▶ Stated problem
Collect all lines from the records below that include the word "DATU".

─── Exercise materials ───

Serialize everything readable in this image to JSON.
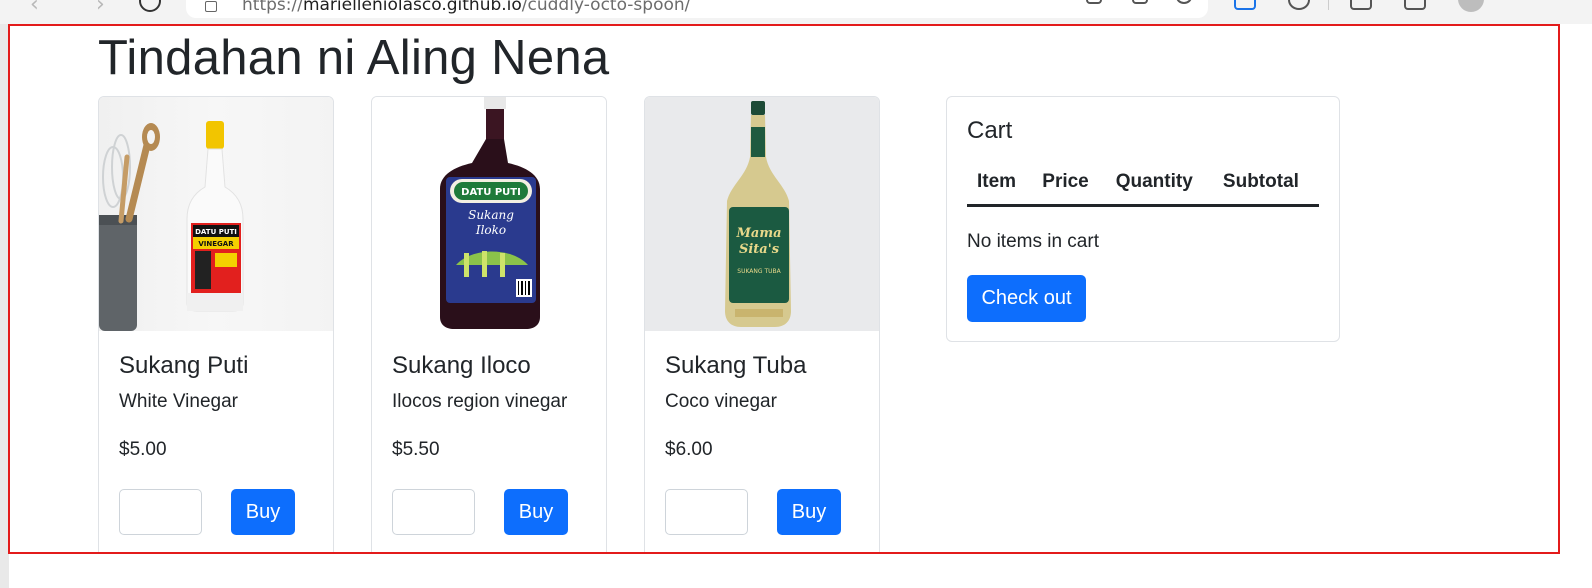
{
  "browser": {
    "url_prefix": "https://",
    "url_host": "marielleniolasco.github.io",
    "url_path": "/cuddly-octo-spoon/"
  },
  "page": {
    "title": "Tindahan ni Aling Nena"
  },
  "products": [
    {
      "name": "Sukang Puti",
      "description": "White Vinegar",
      "price": "$5.00",
      "buy_label": "Buy",
      "label_text": "DATU PUTI VINEGAR"
    },
    {
      "name": "Sukang Iloco",
      "description": "Ilocos region vinegar",
      "price": "$5.50",
      "buy_label": "Buy",
      "label_text": "DATU PUTI Sukang Iloko"
    },
    {
      "name": "Sukang Tuba",
      "description": "Coco vinegar",
      "price": "$6.00",
      "buy_label": "Buy",
      "label_text": "Mama Sita's SUKANG TUBA"
    }
  ],
  "cart": {
    "title": "Cart",
    "columns": [
      "Item",
      "Price",
      "Quantity",
      "Subtotal"
    ],
    "empty_message": "No items in cart",
    "checkout_label": "Check out"
  },
  "colors": {
    "primary": "#0d6efd",
    "frame_outline": "#e31b1b",
    "text": "#212529"
  }
}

───

▶ Response to this exercise
      "label_text": "DATU PUTI VINEGAR"
      "label_text": "DATU PUTI Sukang Iloko"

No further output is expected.